> [Exercise aim]: The records below are to be repeated in full, exactly as they are.

(Stored dataset items)
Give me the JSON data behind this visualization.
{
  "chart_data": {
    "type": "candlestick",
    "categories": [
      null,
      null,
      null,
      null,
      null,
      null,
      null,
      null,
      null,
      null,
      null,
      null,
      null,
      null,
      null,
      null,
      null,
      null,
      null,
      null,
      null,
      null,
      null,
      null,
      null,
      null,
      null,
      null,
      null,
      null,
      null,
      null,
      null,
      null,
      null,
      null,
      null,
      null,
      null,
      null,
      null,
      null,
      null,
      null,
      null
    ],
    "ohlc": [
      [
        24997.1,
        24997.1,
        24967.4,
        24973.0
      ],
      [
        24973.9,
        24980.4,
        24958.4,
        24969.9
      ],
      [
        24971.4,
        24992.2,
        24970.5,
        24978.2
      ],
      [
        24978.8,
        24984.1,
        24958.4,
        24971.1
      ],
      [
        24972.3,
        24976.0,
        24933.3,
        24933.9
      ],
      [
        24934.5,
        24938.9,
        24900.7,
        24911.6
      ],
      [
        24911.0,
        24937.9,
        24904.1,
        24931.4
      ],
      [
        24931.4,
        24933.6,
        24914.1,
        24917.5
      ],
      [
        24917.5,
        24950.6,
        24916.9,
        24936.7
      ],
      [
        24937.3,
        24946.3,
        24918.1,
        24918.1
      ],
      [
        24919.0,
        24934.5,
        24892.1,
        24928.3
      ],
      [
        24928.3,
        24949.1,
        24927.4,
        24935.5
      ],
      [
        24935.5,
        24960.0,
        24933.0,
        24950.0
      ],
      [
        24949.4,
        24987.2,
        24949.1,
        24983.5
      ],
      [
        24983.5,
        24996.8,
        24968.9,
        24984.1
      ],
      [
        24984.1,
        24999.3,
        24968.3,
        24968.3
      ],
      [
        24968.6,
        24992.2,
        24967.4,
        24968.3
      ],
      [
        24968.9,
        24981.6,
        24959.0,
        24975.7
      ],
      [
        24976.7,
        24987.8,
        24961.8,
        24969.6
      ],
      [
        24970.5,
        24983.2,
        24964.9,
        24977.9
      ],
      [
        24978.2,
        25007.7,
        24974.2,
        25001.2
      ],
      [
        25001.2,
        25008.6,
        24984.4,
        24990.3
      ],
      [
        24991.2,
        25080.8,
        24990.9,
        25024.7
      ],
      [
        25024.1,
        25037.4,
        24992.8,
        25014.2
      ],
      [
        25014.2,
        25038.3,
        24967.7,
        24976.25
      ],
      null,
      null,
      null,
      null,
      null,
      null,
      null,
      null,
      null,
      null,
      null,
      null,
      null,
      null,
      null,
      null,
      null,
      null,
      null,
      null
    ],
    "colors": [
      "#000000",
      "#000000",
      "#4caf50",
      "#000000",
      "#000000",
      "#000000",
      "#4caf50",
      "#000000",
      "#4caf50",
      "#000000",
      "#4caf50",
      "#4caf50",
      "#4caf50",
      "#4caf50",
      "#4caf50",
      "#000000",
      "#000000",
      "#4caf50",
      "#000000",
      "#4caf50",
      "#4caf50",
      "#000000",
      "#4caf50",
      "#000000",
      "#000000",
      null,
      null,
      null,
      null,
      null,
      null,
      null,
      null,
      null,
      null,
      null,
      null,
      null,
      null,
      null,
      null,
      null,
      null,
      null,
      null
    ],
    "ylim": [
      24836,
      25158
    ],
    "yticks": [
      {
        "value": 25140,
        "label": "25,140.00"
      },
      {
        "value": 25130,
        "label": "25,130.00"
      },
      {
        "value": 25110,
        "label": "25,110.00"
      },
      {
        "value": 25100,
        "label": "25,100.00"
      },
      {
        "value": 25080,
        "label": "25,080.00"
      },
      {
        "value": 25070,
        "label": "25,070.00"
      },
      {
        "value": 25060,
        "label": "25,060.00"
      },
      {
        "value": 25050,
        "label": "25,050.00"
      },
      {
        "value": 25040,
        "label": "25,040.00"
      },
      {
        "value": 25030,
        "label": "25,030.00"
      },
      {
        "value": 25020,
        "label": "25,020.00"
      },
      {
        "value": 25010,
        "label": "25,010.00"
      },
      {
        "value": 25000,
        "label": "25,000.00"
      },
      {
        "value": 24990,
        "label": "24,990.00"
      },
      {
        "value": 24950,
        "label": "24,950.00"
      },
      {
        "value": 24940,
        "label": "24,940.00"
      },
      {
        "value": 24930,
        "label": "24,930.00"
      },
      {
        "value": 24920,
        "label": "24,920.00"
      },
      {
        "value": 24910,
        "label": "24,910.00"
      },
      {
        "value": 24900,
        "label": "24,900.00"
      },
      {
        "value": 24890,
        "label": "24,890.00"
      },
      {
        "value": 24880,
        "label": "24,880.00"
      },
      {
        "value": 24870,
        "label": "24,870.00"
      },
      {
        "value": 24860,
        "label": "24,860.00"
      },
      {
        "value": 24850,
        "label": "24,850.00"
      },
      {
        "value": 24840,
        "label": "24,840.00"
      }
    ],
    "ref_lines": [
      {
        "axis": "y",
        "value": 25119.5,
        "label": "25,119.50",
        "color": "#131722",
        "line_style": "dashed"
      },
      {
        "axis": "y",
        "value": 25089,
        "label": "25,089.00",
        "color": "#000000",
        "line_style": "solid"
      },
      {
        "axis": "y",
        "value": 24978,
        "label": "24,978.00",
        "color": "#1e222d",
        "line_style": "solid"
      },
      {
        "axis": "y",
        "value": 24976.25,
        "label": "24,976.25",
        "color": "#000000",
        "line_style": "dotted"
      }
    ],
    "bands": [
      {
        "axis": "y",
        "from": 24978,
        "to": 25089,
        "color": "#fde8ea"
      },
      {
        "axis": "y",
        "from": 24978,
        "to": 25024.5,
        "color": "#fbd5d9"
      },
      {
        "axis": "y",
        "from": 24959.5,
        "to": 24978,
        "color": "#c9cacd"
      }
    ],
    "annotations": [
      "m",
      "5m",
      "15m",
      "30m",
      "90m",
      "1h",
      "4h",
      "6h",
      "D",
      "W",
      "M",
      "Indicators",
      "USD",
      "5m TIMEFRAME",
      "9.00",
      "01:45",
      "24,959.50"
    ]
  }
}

> [Solution]:
Give me the JSON data behind this visualization.
{
  "chart_data": {
    "type": "candlestick",
    "categories": [
      null,
      null,
      null,
      null,
      null,
      null,
      null,
      null,
      null,
      null,
      null,
      null,
      null,
      null,
      null,
      null,
      null,
      null,
      null,
      null,
      null,
      null,
      null,
      null,
      null,
      null,
      null,
      null,
      null,
      null,
      null,
      null,
      null,
      null,
      null,
      null,
      null,
      null,
      null,
      null,
      null,
      null,
      null,
      null,
      null
    ],
    "ohlc": [
      [
        24997.1,
        24997.1,
        24967.4,
        24973.0
      ],
      [
        24973.9,
        24980.4,
        24958.4,
        24969.9
      ],
      [
        24971.4,
        24992.2,
        24970.5,
        24978.2
      ],
      [
        24978.8,
        24984.1,
        24958.4,
        24971.1
      ],
      [
        24972.3,
        24976.0,
        24933.3,
        24933.9
      ],
      [
        24934.5,
        24938.9,
        24900.7,
        24911.6
      ],
      [
        24911.0,
        24937.9,
        24904.1,
        24931.4
      ],
      [
        24931.4,
        24933.6,
        24914.1,
        24917.5
      ],
      [
        24917.5,
        24950.6,
        24916.9,
        24936.7
      ],
      [
        24937.3,
        24946.3,
        24918.1,
        24918.1
      ],
      [
        24919.0,
        24934.5,
        24892.1,
        24928.3
      ],
      [
        24928.3,
        24949.1,
        24927.4,
        24935.5
      ],
      [
        24935.5,
        24960.0,
        24933.0,
        24950.0
      ],
      [
        24949.4,
        24987.2,
        24949.1,
        24983.5
      ],
      [
        24983.5,
        24996.8,
        24968.9,
        24984.1
      ],
      [
        24984.1,
        24999.3,
        24968.3,
        24968.3
      ],
      [
        24968.6,
        24992.2,
        24967.4,
        24968.3
      ],
      [
        24968.9,
        24981.6,
        24959.0,
        24975.7
      ],
      [
        24976.7,
        24987.8,
        24961.8,
        24969.6
      ],
      [
        24970.5,
        24983.2,
        24964.9,
        24977.9
      ],
      [
        24978.2,
        25007.7,
        24974.2,
        25001.2
      ],
      [
        25001.2,
        25008.6,
        24984.4,
        24990.3
      ],
      [
        24991.2,
        25080.8,
        24990.9,
        25024.7
      ],
      [
        25024.1,
        25037.4,
        24992.8,
        25014.2
      ],
      [
        25014.2,
        25038.3,
        24967.7,
        24976.25
      ],
      null,
      null,
      null,
      null,
      null,
      null,
      null,
      null,
      null,
      null,
      null,
      null,
      null,
      null,
      null,
      null,
      null,
      null,
      null,
      null
    ],
    "colors": [
      "#000000",
      "#000000",
      "#4caf50",
      "#000000",
      "#000000",
      "#000000",
      "#4caf50",
      "#000000",
      "#4caf50",
      "#000000",
      "#4caf50",
      "#4caf50",
      "#4caf50",
      "#4caf50",
      "#4caf50",
      "#000000",
      "#000000",
      "#4caf50",
      "#000000",
      "#4caf50",
      "#4caf50",
      "#000000",
      "#4caf50",
      "#000000",
      "#000000",
      null,
      null,
      null,
      null,
      null,
      null,
      null,
      null,
      null,
      null,
      null,
      null,
      null,
      null,
      null,
      null,
      null,
      null,
      null,
      null
    ],
    "ylim": [
      24836,
      25158
    ],
    "yticks": [
      {
        "value": 25140,
        "label": "25,140.00"
      },
      {
        "value": 25130,
        "label": "25,130.00"
      },
      {
        "value": 25110,
        "label": "25,110.00"
      },
      {
        "value": 25100,
        "label": "25,100.00"
      },
      {
        "value": 25080,
        "label": "25,080.00"
      },
      {
        "value": 25070,
        "label": "25,070.00"
      },
      {
        "value": 25060,
        "label": "25,060.00"
      },
      {
        "value": 25050,
        "label": "25,050.00"
      },
      {
        "value": 25040,
        "label": "25,040.00"
      },
      {
        "value": 25030,
        "label": "25,030.00"
      },
      {
        "value": 25020,
        "label": "25,020.00"
      },
      {
        "value": 25010,
        "label": "25,010.00"
      },
      {
        "value": 25000,
        "label": "25,000.00"
      },
      {
        "value": 24990,
        "label": "24,990.00"
      },
      {
        "value": 24950,
        "label": "24,950.00"
      },
      {
        "value": 24940,
        "label": "24,940.00"
      },
      {
        "value": 24930,
        "label": "24,930.00"
      },
      {
        "value": 24920,
        "label": "24,920.00"
      },
      {
        "value": 24910,
        "label": "24,910.00"
      },
      {
        "value": 24900,
        "label": "24,900.00"
      },
      {
        "value": 24890,
        "label": "24,890.00"
      },
      {
        "value": 24880,
        "label": "24,880.00"
      },
      {
        "value": 24870,
        "label": "24,870.00"
      },
      {
        "value": 24860,
        "label": "24,860.00"
      },
      {
        "value": 24850,
        "label": "24,850.00"
      },
      {
        "value": 24840,
        "label": "24,840.00"
      }
    ],
    "ref_lines": [
      {
        "axis": "y",
        "value": 25119.5,
        "label": "25,119.50",
        "color": "#131722",
        "line_style": "dashed"
      },
      {
        "axis": "y",
        "value": 25089,
        "label": "25,089.00",
        "color": "#000000",
        "line_style": "solid"
      },
      {
        "axis": "y",
        "value": 24978,
        "label": "24,978.00",
        "color": "#1e222d",
        "line_style": "solid"
      },
      {
        "axis": "y",
        "value": 24976.25,
        "label": "24,976.25",
        "color": "#000000",
        "line_style": "dotted"
      }
    ],
    "bands": [
      {
        "axis": "y",
        "from": 24978,
        "to": 25089,
        "color": "#fde8ea"
      },
      {
        "axis": "y",
        "from": 24978,
        "to": 25024.5,
        "color": "#fbd5d9"
      },
      {
        "axis": "y",
        "from": 24959.5,
        "to": 24978,
        "color": "#c9cacd"
      }
    ],
    "annotations": [
      "m",
      "5m",
      "15m",
      "30m",
      "90m",
      "1h",
      "4h",
      "6h",
      "D",
      "W",
      "M",
      "Indicators",
      "USD",
      "5m TIMEFRAME",
      "9.00",
      "01:45",
      "24,959.50"
    ]
  }
}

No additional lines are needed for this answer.